PROBLEM: Print every line of the listing below unchanged, from start to finish.

Layout coordinate data:
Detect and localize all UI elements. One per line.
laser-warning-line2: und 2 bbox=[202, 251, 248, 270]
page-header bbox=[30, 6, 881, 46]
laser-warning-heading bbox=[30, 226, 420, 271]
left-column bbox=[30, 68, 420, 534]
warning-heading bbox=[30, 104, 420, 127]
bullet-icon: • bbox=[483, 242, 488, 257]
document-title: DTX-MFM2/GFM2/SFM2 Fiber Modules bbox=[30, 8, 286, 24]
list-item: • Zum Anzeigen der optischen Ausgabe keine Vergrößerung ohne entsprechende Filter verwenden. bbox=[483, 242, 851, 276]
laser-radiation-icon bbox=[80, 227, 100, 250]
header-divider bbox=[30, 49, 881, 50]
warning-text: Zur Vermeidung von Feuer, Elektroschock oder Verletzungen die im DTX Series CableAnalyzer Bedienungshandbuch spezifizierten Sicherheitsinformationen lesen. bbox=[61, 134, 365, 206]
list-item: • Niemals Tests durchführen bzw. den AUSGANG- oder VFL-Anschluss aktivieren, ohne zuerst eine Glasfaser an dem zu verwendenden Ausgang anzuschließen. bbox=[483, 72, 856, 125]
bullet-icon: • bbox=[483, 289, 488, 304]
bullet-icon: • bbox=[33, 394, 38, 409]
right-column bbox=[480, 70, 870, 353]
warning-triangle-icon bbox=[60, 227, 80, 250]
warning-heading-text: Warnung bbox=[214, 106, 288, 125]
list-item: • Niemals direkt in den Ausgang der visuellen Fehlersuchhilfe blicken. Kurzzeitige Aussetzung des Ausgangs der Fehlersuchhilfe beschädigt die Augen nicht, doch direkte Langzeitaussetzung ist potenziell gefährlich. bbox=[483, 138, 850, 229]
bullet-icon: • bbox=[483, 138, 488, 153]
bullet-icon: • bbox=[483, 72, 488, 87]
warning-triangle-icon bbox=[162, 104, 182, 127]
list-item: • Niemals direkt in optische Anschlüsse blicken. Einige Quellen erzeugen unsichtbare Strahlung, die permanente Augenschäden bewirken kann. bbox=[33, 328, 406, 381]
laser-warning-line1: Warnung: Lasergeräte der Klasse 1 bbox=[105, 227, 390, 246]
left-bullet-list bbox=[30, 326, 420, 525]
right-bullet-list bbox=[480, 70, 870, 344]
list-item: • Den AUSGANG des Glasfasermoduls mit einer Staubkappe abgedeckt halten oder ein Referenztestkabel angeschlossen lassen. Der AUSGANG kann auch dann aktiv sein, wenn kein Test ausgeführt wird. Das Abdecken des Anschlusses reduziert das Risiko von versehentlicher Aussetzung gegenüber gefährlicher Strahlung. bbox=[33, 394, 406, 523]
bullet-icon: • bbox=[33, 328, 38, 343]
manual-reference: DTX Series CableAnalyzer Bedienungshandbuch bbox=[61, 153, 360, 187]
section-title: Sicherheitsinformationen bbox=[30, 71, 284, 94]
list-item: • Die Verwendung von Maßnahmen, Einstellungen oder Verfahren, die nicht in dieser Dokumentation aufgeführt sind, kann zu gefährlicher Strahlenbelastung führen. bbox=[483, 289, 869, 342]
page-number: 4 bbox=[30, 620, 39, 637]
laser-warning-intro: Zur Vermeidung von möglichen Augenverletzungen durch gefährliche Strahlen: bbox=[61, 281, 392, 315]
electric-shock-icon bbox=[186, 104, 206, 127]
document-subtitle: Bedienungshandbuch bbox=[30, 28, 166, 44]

RESULT OF THIS TASK:
Detect and localize all UI elements. One per line.
laser-warning-line2: und 2 bbox=[202, 251, 248, 270]
page-header bbox=[30, 6, 881, 46]
laser-warning-heading bbox=[30, 226, 420, 271]
left-column bbox=[30, 68, 420, 534]
warning-heading bbox=[30, 104, 420, 127]
bullet-icon: • bbox=[483, 242, 488, 257]
document-title: DTX-MFM2/GFM2/SFM2 Fiber Modules bbox=[30, 8, 286, 24]
list-item: • Zum Anzeigen der optischen Ausgabe keine Vergrößerung ohne entsprechende Filter verwenden. bbox=[483, 242, 851, 276]
laser-radiation-icon bbox=[80, 227, 100, 250]
header-divider bbox=[30, 49, 881, 50]
warning-text: Zur Vermeidung von Feuer, Elektroschock oder Verletzungen die im DTX Series CableAnalyzer Bedienungshandbuch spezifizierten Sicherheitsinformationen lesen. bbox=[61, 134, 365, 206]
list-item: • Niemals Tests durchführen bzw. den AUSGANG- oder VFL-Anschluss aktivieren, ohne zuerst eine Glasfaser an dem zu verwendenden Ausgang anzuschließen. bbox=[483, 72, 856, 125]
bullet-icon: • bbox=[483, 289, 488, 304]
bullet-icon: • bbox=[33, 394, 38, 409]
right-column bbox=[480, 70, 870, 353]
warning-triangle-icon bbox=[60, 227, 80, 250]
warning-heading-text: Warnung bbox=[214, 106, 288, 125]
list-item: • Niemals direkt in den Ausgang der visuellen Fehlersuchhilfe blicken. Kurzzeitige Aussetzung des Ausgangs der Fehlersuchhilfe beschädigt die Augen nicht, doch direkte Langzeitaussetzung ist potenziell gefährlich. bbox=[483, 138, 850, 229]
bullet-icon: • bbox=[483, 138, 488, 153]
bullet-icon: • bbox=[483, 72, 488, 87]
warning-triangle-icon bbox=[162, 104, 182, 127]
list-item: • Niemals direkt in optische Anschlüsse blicken. Einige Quellen erzeugen unsichtbare Strahlung, die permanente Augenschäden bewirken kann. bbox=[33, 328, 406, 381]
laser-warning-line1: Warnung: Lasergeräte der Klasse 1 bbox=[105, 227, 390, 246]
left-bullet-list bbox=[30, 326, 420, 525]
right-bullet-list bbox=[480, 70, 870, 344]
list-item: • Den AUSGANG des Glasfasermoduls mit einer Staubkappe abgedeckt halten oder ein Referenztestkabel angeschlossen lassen. Der AUSGANG kann auch dann aktiv sein, wenn kein Test ausgeführt wird. Das Abdecken des Anschlusses reduziert das Risiko von versehentlicher Aussetzung gegenüber gefährlicher Strahlung. bbox=[33, 394, 406, 523]
bullet-icon: • bbox=[33, 328, 38, 343]
manual-reference: DTX Series CableAnalyzer Bedienungshandbuch bbox=[61, 153, 360, 187]
section-title: Sicherheitsinformationen bbox=[30, 71, 284, 94]
list-item: • Die Verwendung von Maßnahmen, Einstellungen oder Verfahren, die nicht in dieser Dokumentation aufgeführt sind, kann zu gefährlicher Strahlenbelastung führen. bbox=[483, 289, 869, 342]
page-number: 4 bbox=[30, 620, 39, 637]
laser-warning-intro: Zur Vermeidung von möglichen Augenverletzungen durch gefährliche Strahlen: bbox=[61, 281, 392, 315]
electric-shock-icon bbox=[186, 104, 206, 127]
document-subtitle: Bedienungshandbuch bbox=[30, 28, 166, 44]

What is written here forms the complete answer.